EXERCISE OBJECTIVE:
Each entry below must be repeated exactly, with pictures left out.

----- DATA SUPPLIED -----

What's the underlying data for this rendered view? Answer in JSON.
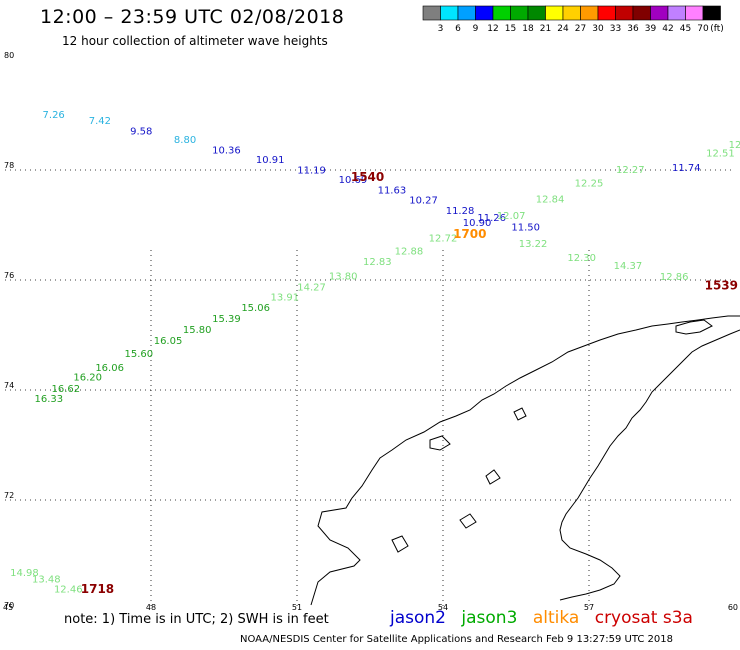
{
  "header": {
    "title": "12:00 – 23:59 UTC 02/08/2018",
    "subtitle": "12 hour collection of altimeter wave heights"
  },
  "colorbar": {
    "ticks": [
      "3",
      "6",
      "9",
      "12",
      "15",
      "18",
      "21",
      "24",
      "27",
      "30",
      "33",
      "36",
      "39",
      "42",
      "45",
      "70"
    ],
    "unit": "(ft)",
    "colors": [
      "#7f7f7f",
      "#00e5ff",
      "#00a0ff",
      "#0000ff",
      "#00d000",
      "#00aa00",
      "#008800",
      "#ffff00",
      "#ffd000",
      "#ff9a00",
      "#ff0000",
      "#c00000",
      "#800000",
      "#a000c0",
      "#c080ff",
      "#ff80ff",
      "#000000"
    ]
  },
  "map": {
    "lat_labels": [
      "80",
      "78",
      "76",
      "74",
      "72",
      "70"
    ],
    "lon_labels": [
      "45",
      "48",
      "51",
      "54",
      "57",
      "60"
    ],
    "lat_values": [
      80,
      78,
      76,
      74,
      72,
      70
    ],
    "lon_values": [
      45,
      48,
      51,
      54,
      57,
      60
    ],
    "lon_range": [
      45,
      60
    ],
    "lat_range": [
      70,
      80
    ],
    "grid": "dotted"
  },
  "observations": [
    {
      "v": "7.26",
      "c": "#2bb3e0",
      "lon": 46.0,
      "lat": 78.95
    },
    {
      "v": "7.42",
      "c": "#2bb3e0",
      "lon": 46.95,
      "lat": 78.84
    },
    {
      "v": "9.58",
      "c": "#1414c8",
      "lon": 47.8,
      "lat": 78.65
    },
    {
      "v": "8.80",
      "c": "#2bb3e0",
      "lon": 48.7,
      "lat": 78.49
    },
    {
      "v": "10.36",
      "c": "#1414c8",
      "lon": 49.55,
      "lat": 78.3
    },
    {
      "v": "10.91",
      "c": "#1414c8",
      "lon": 50.45,
      "lat": 78.13
    },
    {
      "v": "11.19",
      "c": "#1414c8",
      "lon": 51.3,
      "lat": 77.94
    },
    {
      "v": "10.69",
      "c": "#1414c8",
      "lon": 52.15,
      "lat": 77.76
    },
    {
      "v": "11.63",
      "c": "#1414c8",
      "lon": 52.95,
      "lat": 77.57
    },
    {
      "v": "10.27",
      "c": "#1414c8",
      "lon": 53.6,
      "lat": 77.39
    },
    {
      "v": "11.28",
      "c": "#1414c8",
      "lon": 54.35,
      "lat": 77.2
    },
    {
      "v": "11.26",
      "c": "#1414c8",
      "lon": 55.0,
      "lat": 77.07
    },
    {
      "v": "10.90",
      "c": "#1414c8",
      "lon": 54.7,
      "lat": 76.98
    },
    {
      "v": "11.50",
      "c": "#1414c8",
      "lon": 55.7,
      "lat": 76.9
    },
    {
      "v": "11.74",
      "c": "#1414c8",
      "lon": 59.0,
      "lat": 77.98
    },
    {
      "v": "16.33",
      "c": "#22a022",
      "lon": 45.9,
      "lat": 73.78
    },
    {
      "v": "16.62",
      "c": "#22a022",
      "lon": 46.25,
      "lat": 73.96
    },
    {
      "v": "16.20",
      "c": "#22a022",
      "lon": 46.7,
      "lat": 74.17
    },
    {
      "v": "16.06",
      "c": "#22a022",
      "lon": 47.15,
      "lat": 74.35
    },
    {
      "v": "15.60",
      "c": "#22a022",
      "lon": 47.75,
      "lat": 74.6
    },
    {
      "v": "16.05",
      "c": "#22a022",
      "lon": 48.35,
      "lat": 74.84
    },
    {
      "v": "15.80",
      "c": "#22a022",
      "lon": 48.95,
      "lat": 75.04
    },
    {
      "v": "15.39",
      "c": "#22a022",
      "lon": 49.55,
      "lat": 75.24
    },
    {
      "v": "15.06",
      "c": "#22a022",
      "lon": 50.15,
      "lat": 75.44
    },
    {
      "v": "13.91",
      "c": "#7fe07f",
      "lon": 50.75,
      "lat": 75.63
    },
    {
      "v": "14.27",
      "c": "#7fe07f",
      "lon": 51.3,
      "lat": 75.81
    },
    {
      "v": "13.80",
      "c": "#7fe07f",
      "lon": 51.95,
      "lat": 76.01
    },
    {
      "v": "12.83",
      "c": "#7fe07f",
      "lon": 52.65,
      "lat": 76.27
    },
    {
      "v": "12.88",
      "c": "#7fe07f",
      "lon": 53.3,
      "lat": 76.46
    },
    {
      "v": "12.72",
      "c": "#7fe07f",
      "lon": 54.0,
      "lat": 76.7
    },
    {
      "v": "12.07",
      "c": "#7fe07f",
      "lon": 55.4,
      "lat": 77.11
    },
    {
      "v": "12.84",
      "c": "#7fe07f",
      "lon": 56.2,
      "lat": 77.41
    },
    {
      "v": "12.25",
      "c": "#7fe07f",
      "lon": 57.0,
      "lat": 77.7
    },
    {
      "v": "12.27",
      "c": "#7fe07f",
      "lon": 57.85,
      "lat": 77.95
    },
    {
      "v": "12.51",
      "c": "#7fe07f",
      "lon": 59.7,
      "lat": 78.25
    },
    {
      "v": "12",
      "c": "#7fe07f",
      "lon": 60.0,
      "lat": 78.4
    },
    {
      "v": "13.22",
      "c": "#7fe07f",
      "lon": 55.85,
      "lat": 76.6
    },
    {
      "v": "12.30",
      "c": "#7fe07f",
      "lon": 56.85,
      "lat": 76.35
    },
    {
      "v": "14.37",
      "c": "#7fe07f",
      "lon": 57.8,
      "lat": 76.2
    },
    {
      "v": "12.86",
      "c": "#7fe07f",
      "lon": 58.75,
      "lat": 76.0
    },
    {
      "v": "14.98",
      "c": "#7fe07f",
      "lon": 45.4,
      "lat": 70.62
    },
    {
      "v": "13.48",
      "c": "#7fe07f",
      "lon": 45.85,
      "lat": 70.5
    },
    {
      "v": "12.46",
      "c": "#7fe07f",
      "lon": 46.3,
      "lat": 70.32
    }
  ],
  "times": [
    {
      "t": "1540",
      "c": "#8b0000",
      "lon": 52.45,
      "lat": 77.8
    },
    {
      "t": "1700",
      "c": "#ff8c00",
      "lon": 54.55,
      "lat": 76.76
    },
    {
      "t": "1539",
      "c": "#8b0000",
      "lon": 60.0,
      "lat": 75.83
    },
    {
      "t": "1718",
      "c": "#8b0000",
      "lon": 46.9,
      "lat": 70.31
    }
  ],
  "footer": {
    "note": "note:  1) Time is in UTC;  2) SWH is in feet",
    "sat1": "jason2",
    "sat1_color": "#0000cc",
    "sat2": "jason3",
    "sat2_color": "#00aa00",
    "sat3": "altika",
    "sat3_color": "#ff8c00",
    "sat4": "cryosat s3a",
    "sat4_color": "#cc0000",
    "credit": "NOAA/NESDIS Center for Satellite Applications and Research     Feb  9 13:27:59 UTC 2018"
  }
}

-----

COMPLETE OUTPUT:
What's the underlying data for this rendered view? Answer in JSON.
{
  "header": {
    "title": "12:00 – 23:59 UTC 02/08/2018",
    "subtitle": "12 hour collection of altimeter wave heights"
  },
  "colorbar": {
    "ticks": [
      "3",
      "6",
      "9",
      "12",
      "15",
      "18",
      "21",
      "24",
      "27",
      "30",
      "33",
      "36",
      "39",
      "42",
      "45",
      "70"
    ],
    "unit": "(ft)",
    "colors": [
      "#7f7f7f",
      "#00e5ff",
      "#00a0ff",
      "#0000ff",
      "#00d000",
      "#00aa00",
      "#008800",
      "#ffff00",
      "#ffd000",
      "#ff9a00",
      "#ff0000",
      "#c00000",
      "#800000",
      "#a000c0",
      "#c080ff",
      "#ff80ff",
      "#000000"
    ]
  },
  "map": {
    "lat_labels": [
      "80",
      "78",
      "76",
      "74",
      "72",
      "70"
    ],
    "lon_labels": [
      "45",
      "48",
      "51",
      "54",
      "57",
      "60"
    ],
    "lat_values": [
      80,
      78,
      76,
      74,
      72,
      70
    ],
    "lon_values": [
      45,
      48,
      51,
      54,
      57,
      60
    ],
    "lon_range": [
      45,
      60
    ],
    "lat_range": [
      70,
      80
    ],
    "grid": "dotted"
  },
  "observations": [
    {
      "v": "7.26",
      "c": "#2bb3e0",
      "lon": 46.0,
      "lat": 78.95
    },
    {
      "v": "7.42",
      "c": "#2bb3e0",
      "lon": 46.95,
      "lat": 78.84
    },
    {
      "v": "9.58",
      "c": "#1414c8",
      "lon": 47.8,
      "lat": 78.65
    },
    {
      "v": "8.80",
      "c": "#2bb3e0",
      "lon": 48.7,
      "lat": 78.49
    },
    {
      "v": "10.36",
      "c": "#1414c8",
      "lon": 49.55,
      "lat": 78.3
    },
    {
      "v": "10.91",
      "c": "#1414c8",
      "lon": 50.45,
      "lat": 78.13
    },
    {
      "v": "11.19",
      "c": "#1414c8",
      "lon": 51.3,
      "lat": 77.94
    },
    {
      "v": "10.69",
      "c": "#1414c8",
      "lon": 52.15,
      "lat": 77.76
    },
    {
      "v": "11.63",
      "c": "#1414c8",
      "lon": 52.95,
      "lat": 77.57
    },
    {
      "v": "10.27",
      "c": "#1414c8",
      "lon": 53.6,
      "lat": 77.39
    },
    {
      "v": "11.28",
      "c": "#1414c8",
      "lon": 54.35,
      "lat": 77.2
    },
    {
      "v": "11.26",
      "c": "#1414c8",
      "lon": 55.0,
      "lat": 77.07
    },
    {
      "v": "10.90",
      "c": "#1414c8",
      "lon": 54.7,
      "lat": 76.98
    },
    {
      "v": "11.50",
      "c": "#1414c8",
      "lon": 55.7,
      "lat": 76.9
    },
    {
      "v": "11.74",
      "c": "#1414c8",
      "lon": 59.0,
      "lat": 77.98
    },
    {
      "v": "16.33",
      "c": "#22a022",
      "lon": 45.9,
      "lat": 73.78
    },
    {
      "v": "16.62",
      "c": "#22a022",
      "lon": 46.25,
      "lat": 73.96
    },
    {
      "v": "16.20",
      "c": "#22a022",
      "lon": 46.7,
      "lat": 74.17
    },
    {
      "v": "16.06",
      "c": "#22a022",
      "lon": 47.15,
      "lat": 74.35
    },
    {
      "v": "15.60",
      "c": "#22a022",
      "lon": 47.75,
      "lat": 74.6
    },
    {
      "v": "16.05",
      "c": "#22a022",
      "lon": 48.35,
      "lat": 74.84
    },
    {
      "v": "15.80",
      "c": "#22a022",
      "lon": 48.95,
      "lat": 75.04
    },
    {
      "v": "15.39",
      "c": "#22a022",
      "lon": 49.55,
      "lat": 75.24
    },
    {
      "v": "15.06",
      "c": "#22a022",
      "lon": 50.15,
      "lat": 75.44
    },
    {
      "v": "13.91",
      "c": "#7fe07f",
      "lon": 50.75,
      "lat": 75.63
    },
    {
      "v": "14.27",
      "c": "#7fe07f",
      "lon": 51.3,
      "lat": 75.81
    },
    {
      "v": "13.80",
      "c": "#7fe07f",
      "lon": 51.95,
      "lat": 76.01
    },
    {
      "v": "12.83",
      "c": "#7fe07f",
      "lon": 52.65,
      "lat": 76.27
    },
    {
      "v": "12.88",
      "c": "#7fe07f",
      "lon": 53.3,
      "lat": 76.46
    },
    {
      "v": "12.72",
      "c": "#7fe07f",
      "lon": 54.0,
      "lat": 76.7
    },
    {
      "v": "12.07",
      "c": "#7fe07f",
      "lon": 55.4,
      "lat": 77.11
    },
    {
      "v": "12.84",
      "c": "#7fe07f",
      "lon": 56.2,
      "lat": 77.41
    },
    {
      "v": "12.25",
      "c": "#7fe07f",
      "lon": 57.0,
      "lat": 77.7
    },
    {
      "v": "12.27",
      "c": "#7fe07f",
      "lon": 57.85,
      "lat": 77.95
    },
    {
      "v": "12.51",
      "c": "#7fe07f",
      "lon": 59.7,
      "lat": 78.25
    },
    {
      "v": "12",
      "c": "#7fe07f",
      "lon": 60.0,
      "lat": 78.4
    },
    {
      "v": "13.22",
      "c": "#7fe07f",
      "lon": 55.85,
      "lat": 76.6
    },
    {
      "v": "12.30",
      "c": "#7fe07f",
      "lon": 56.85,
      "lat": 76.35
    },
    {
      "v": "14.37",
      "c": "#7fe07f",
      "lon": 57.8,
      "lat": 76.2
    },
    {
      "v": "12.86",
      "c": "#7fe07f",
      "lon": 58.75,
      "lat": 76.0
    },
    {
      "v": "14.98",
      "c": "#7fe07f",
      "lon": 45.4,
      "lat": 70.62
    },
    {
      "v": "13.48",
      "c": "#7fe07f",
      "lon": 45.85,
      "lat": 70.5
    },
    {
      "v": "12.46",
      "c": "#7fe07f",
      "lon": 46.3,
      "lat": 70.32
    }
  ],
  "times": [
    {
      "t": "1540",
      "c": "#8b0000",
      "lon": 52.45,
      "lat": 77.8
    },
    {
      "t": "1700",
      "c": "#ff8c00",
      "lon": 54.55,
      "lat": 76.76
    },
    {
      "t": "1539",
      "c": "#8b0000",
      "lon": 60.0,
      "lat": 75.83
    },
    {
      "t": "1718",
      "c": "#8b0000",
      "lon": 46.9,
      "lat": 70.31
    }
  ],
  "footer": {
    "note": "note:  1) Time is in UTC;  2) SWH is in feet",
    "sat1": "jason2",
    "sat1_color": "#0000cc",
    "sat2": "jason3",
    "sat2_color": "#00aa00",
    "sat3": "altika",
    "sat3_color": "#ff8c00",
    "sat4": "cryosat s3a",
    "sat4_color": "#cc0000",
    "credit": "NOAA/NESDIS Center for Satellite Applications and Research     Feb  9 13:27:59 UTC 2018"
  }
}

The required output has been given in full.